-- begin Exercise input --

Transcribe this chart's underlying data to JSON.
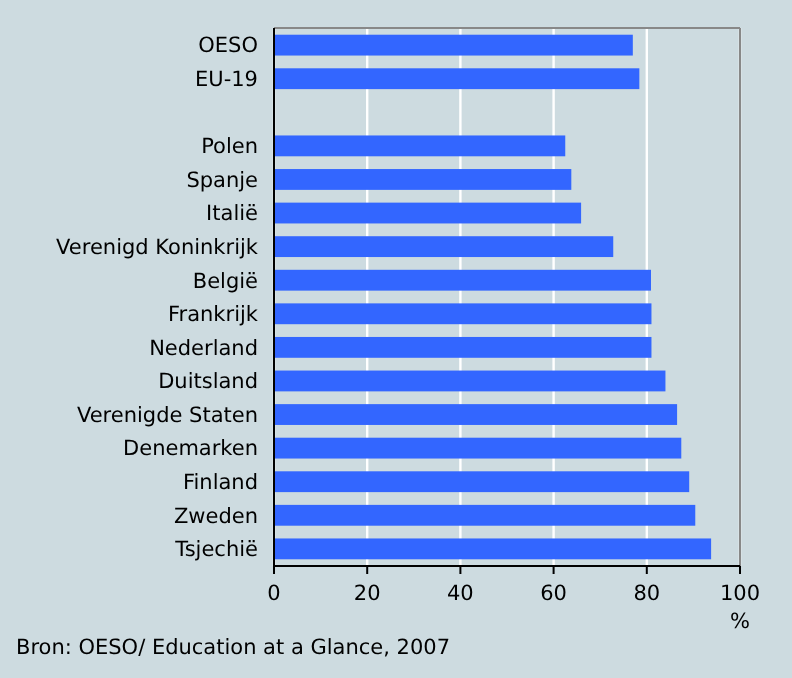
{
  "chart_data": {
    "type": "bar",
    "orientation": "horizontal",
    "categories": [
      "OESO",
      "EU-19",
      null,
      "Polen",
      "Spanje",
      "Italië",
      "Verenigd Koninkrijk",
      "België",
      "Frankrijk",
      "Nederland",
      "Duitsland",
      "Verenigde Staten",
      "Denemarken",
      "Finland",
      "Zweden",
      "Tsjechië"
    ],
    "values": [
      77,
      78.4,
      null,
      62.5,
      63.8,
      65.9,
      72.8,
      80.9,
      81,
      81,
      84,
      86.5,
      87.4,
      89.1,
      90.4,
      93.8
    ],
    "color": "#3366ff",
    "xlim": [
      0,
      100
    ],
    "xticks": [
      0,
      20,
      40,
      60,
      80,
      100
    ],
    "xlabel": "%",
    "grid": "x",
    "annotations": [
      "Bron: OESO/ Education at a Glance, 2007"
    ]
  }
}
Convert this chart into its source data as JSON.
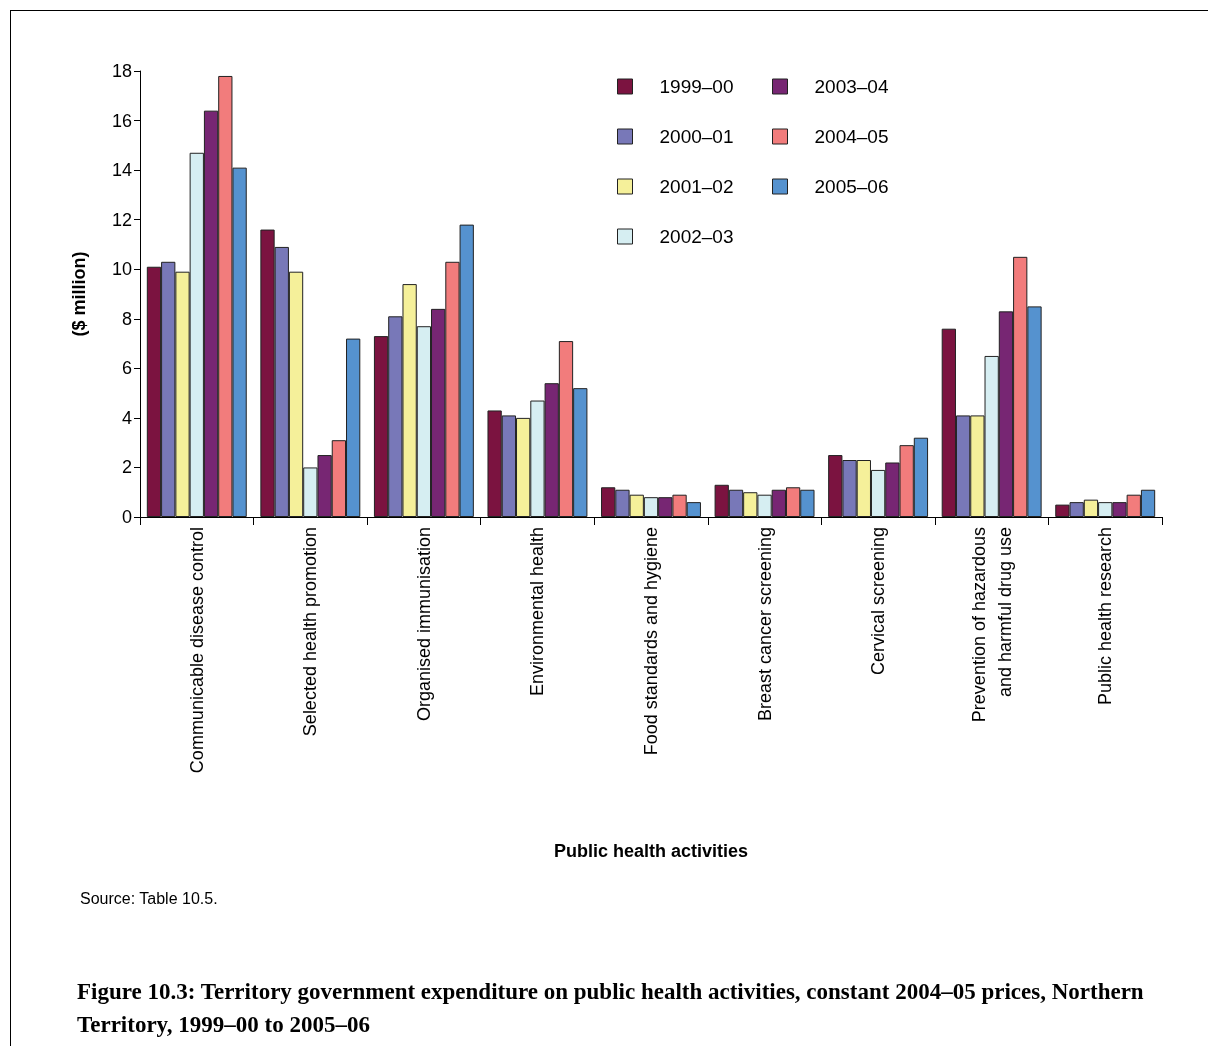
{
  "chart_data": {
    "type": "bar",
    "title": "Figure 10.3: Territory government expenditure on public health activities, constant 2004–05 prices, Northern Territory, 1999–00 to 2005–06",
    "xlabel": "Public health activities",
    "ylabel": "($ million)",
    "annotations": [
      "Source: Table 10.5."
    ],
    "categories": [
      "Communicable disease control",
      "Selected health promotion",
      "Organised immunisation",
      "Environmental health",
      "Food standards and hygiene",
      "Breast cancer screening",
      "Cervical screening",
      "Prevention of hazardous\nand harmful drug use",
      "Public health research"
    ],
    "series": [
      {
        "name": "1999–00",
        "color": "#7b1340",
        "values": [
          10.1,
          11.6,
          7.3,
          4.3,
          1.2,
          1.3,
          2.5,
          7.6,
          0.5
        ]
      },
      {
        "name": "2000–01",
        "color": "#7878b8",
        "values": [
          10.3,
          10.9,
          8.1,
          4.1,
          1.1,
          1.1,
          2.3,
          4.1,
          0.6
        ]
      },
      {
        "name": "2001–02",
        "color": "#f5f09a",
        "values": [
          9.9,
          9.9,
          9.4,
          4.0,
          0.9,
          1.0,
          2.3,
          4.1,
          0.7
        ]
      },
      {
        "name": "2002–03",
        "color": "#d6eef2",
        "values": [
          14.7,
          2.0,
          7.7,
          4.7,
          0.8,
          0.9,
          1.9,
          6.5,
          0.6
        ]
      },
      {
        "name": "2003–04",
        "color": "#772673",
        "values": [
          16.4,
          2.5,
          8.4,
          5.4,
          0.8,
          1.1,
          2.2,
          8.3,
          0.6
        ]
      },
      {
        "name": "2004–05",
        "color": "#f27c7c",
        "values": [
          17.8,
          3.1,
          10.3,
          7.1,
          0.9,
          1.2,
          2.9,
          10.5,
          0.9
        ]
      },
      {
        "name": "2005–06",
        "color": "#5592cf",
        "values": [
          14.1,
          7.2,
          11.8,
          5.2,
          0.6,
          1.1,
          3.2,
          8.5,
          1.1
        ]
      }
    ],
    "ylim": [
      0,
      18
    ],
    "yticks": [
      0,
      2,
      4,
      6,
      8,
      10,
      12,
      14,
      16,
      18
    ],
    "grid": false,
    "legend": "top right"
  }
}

-- end Exercise input --

(Challenge): Leave out the pictures and print each record exactly as it stands.

(Solution to the exercise):
Transcribe this chart's underlying data to JSON.
{
  "chart_data": {
    "type": "bar",
    "orientation": "horizontal",
    "categories": [
      "OESO",
      "EU-19",
      null,
      "Polen",
      "Spanje",
      "Italië",
      "Verenigd Koninkrijk",
      "België",
      "Frankrijk",
      "Nederland",
      "Duitsland",
      "Verenigde Staten",
      "Denemarken",
      "Finland",
      "Zweden",
      "Tsjechië"
    ],
    "values": [
      77,
      78.4,
      null,
      62.5,
      63.8,
      65.9,
      72.8,
      80.9,
      81,
      81,
      84,
      86.5,
      87.4,
      89.1,
      90.4,
      93.8
    ],
    "color": "#3366ff",
    "xlim": [
      0,
      100
    ],
    "xticks": [
      0,
      20,
      40,
      60,
      80,
      100
    ],
    "xlabel": "%",
    "grid": "x",
    "annotations": [
      "Bron: OESO/ Education at a Glance, 2007"
    ]
  }
}
Convert this chart into its source data as JSON.
{
  "chart_data": {
    "type": "bar",
    "title": "Figure 10.3: Territory government expenditure on public health activities, constant 2004–05 prices, Northern Territory, 1999–00 to 2005–06",
    "xlabel": "Public health activities",
    "ylabel": "($ million)",
    "annotations": [
      "Source: Table 10.5."
    ],
    "categories": [
      "Communicable disease control",
      "Selected health promotion",
      "Organised immunisation",
      "Environmental health",
      "Food standards and hygiene",
      "Breast cancer screening",
      "Cervical screening",
      "Prevention of hazardous\nand harmful drug use",
      "Public health research"
    ],
    "series": [
      {
        "name": "1999–00",
        "color": "#7b1340",
        "values": [
          10.1,
          11.6,
          7.3,
          4.3,
          1.2,
          1.3,
          2.5,
          7.6,
          0.5
        ]
      },
      {
        "name": "2000–01",
        "color": "#7878b8",
        "values": [
          10.3,
          10.9,
          8.1,
          4.1,
          1.1,
          1.1,
          2.3,
          4.1,
          0.6
        ]
      },
      {
        "name": "2001–02",
        "color": "#f5f09a",
        "values": [
          9.9,
          9.9,
          9.4,
          4.0,
          0.9,
          1.0,
          2.3,
          4.1,
          0.7
        ]
      },
      {
        "name": "2002–03",
        "color": "#d6eef2",
        "values": [
          14.7,
          2.0,
          7.7,
          4.7,
          0.8,
          0.9,
          1.9,
          6.5,
          0.6
        ]
      },
      {
        "name": "2003–04",
        "color": "#772673",
        "values": [
          16.4,
          2.5,
          8.4,
          5.4,
          0.8,
          1.1,
          2.2,
          8.3,
          0.6
        ]
      },
      {
        "name": "2004–05",
        "color": "#f27c7c",
        "values": [
          17.8,
          3.1,
          10.3,
          7.1,
          0.9,
          1.2,
          2.9,
          10.5,
          0.9
        ]
      },
      {
        "name": "2005–06",
        "color": "#5592cf",
        "values": [
          14.1,
          7.2,
          11.8,
          5.2,
          0.6,
          1.1,
          3.2,
          8.5,
          1.1
        ]
      }
    ],
    "ylim": [
      0,
      18
    ],
    "yticks": [
      0,
      2,
      4,
      6,
      8,
      10,
      12,
      14,
      16,
      18
    ],
    "grid": false,
    "legend": "top right"
  }
}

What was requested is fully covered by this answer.